-- Start DATASET RECORDS --

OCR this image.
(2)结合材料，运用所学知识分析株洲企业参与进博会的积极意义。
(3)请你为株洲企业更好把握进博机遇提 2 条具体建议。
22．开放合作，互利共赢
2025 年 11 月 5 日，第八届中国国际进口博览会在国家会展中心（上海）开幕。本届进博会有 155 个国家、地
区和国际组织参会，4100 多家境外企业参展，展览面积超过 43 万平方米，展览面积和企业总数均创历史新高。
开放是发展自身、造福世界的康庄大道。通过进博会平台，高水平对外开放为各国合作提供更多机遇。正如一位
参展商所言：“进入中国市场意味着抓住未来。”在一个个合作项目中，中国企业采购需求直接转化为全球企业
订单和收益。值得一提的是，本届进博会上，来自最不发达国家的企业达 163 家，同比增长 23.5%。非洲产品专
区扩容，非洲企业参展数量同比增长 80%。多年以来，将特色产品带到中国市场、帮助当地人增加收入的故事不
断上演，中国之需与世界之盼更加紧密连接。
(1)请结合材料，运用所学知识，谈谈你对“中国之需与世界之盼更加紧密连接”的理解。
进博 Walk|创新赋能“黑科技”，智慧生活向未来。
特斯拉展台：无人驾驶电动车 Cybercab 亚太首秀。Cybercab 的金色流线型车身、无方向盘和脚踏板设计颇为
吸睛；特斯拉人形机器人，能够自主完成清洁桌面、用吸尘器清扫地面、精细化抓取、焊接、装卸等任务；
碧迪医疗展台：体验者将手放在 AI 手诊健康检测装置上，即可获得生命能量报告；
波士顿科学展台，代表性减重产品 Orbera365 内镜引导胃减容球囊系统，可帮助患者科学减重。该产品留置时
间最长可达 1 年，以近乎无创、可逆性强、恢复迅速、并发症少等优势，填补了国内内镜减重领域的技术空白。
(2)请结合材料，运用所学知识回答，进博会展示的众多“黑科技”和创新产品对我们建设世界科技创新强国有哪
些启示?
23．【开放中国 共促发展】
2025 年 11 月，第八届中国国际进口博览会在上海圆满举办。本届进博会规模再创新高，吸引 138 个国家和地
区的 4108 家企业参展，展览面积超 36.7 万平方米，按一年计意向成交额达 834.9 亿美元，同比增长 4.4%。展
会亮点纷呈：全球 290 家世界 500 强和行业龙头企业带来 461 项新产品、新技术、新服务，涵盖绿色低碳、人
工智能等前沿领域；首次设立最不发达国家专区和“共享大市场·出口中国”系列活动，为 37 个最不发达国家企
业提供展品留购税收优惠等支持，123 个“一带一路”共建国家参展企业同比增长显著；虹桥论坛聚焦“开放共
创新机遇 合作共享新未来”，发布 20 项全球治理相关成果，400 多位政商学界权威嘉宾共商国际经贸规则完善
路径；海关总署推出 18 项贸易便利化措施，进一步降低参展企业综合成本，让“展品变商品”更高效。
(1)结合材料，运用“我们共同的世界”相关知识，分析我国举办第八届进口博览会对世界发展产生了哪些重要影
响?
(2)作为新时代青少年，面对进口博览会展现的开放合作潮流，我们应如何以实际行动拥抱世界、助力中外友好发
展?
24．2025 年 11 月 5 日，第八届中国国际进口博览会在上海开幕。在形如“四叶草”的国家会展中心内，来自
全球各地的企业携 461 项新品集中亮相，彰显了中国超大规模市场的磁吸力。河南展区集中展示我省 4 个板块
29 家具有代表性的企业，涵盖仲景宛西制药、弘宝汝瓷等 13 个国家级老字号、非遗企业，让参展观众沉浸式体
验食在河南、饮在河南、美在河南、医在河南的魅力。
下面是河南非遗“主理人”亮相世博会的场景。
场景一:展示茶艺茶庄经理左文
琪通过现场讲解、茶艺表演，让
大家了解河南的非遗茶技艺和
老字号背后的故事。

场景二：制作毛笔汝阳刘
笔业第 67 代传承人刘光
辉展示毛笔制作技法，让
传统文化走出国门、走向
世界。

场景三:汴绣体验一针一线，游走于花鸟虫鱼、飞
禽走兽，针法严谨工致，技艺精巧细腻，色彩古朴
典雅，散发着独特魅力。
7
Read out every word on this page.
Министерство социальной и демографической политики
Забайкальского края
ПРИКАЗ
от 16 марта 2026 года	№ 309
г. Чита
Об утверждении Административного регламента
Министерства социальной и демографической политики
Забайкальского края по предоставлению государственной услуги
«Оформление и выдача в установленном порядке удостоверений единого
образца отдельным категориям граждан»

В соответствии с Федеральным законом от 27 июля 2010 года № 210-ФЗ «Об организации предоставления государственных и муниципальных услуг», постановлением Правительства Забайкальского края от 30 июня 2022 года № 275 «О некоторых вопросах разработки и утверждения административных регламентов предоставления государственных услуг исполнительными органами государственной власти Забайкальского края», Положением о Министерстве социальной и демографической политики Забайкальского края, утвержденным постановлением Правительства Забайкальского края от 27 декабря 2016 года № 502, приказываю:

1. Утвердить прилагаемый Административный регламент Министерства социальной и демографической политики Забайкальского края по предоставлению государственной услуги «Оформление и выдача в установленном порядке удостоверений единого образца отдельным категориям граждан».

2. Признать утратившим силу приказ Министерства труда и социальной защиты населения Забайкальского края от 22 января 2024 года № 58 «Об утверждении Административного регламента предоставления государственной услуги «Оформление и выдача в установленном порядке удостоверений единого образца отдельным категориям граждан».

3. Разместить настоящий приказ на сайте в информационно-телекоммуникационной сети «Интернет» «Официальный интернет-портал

-- End DATASET RECORDS --

= PROBLEM DETAILS =
The answer should be a single number: the count of lines in the data that include the string "this".

= CORRECT RESPONSE =
2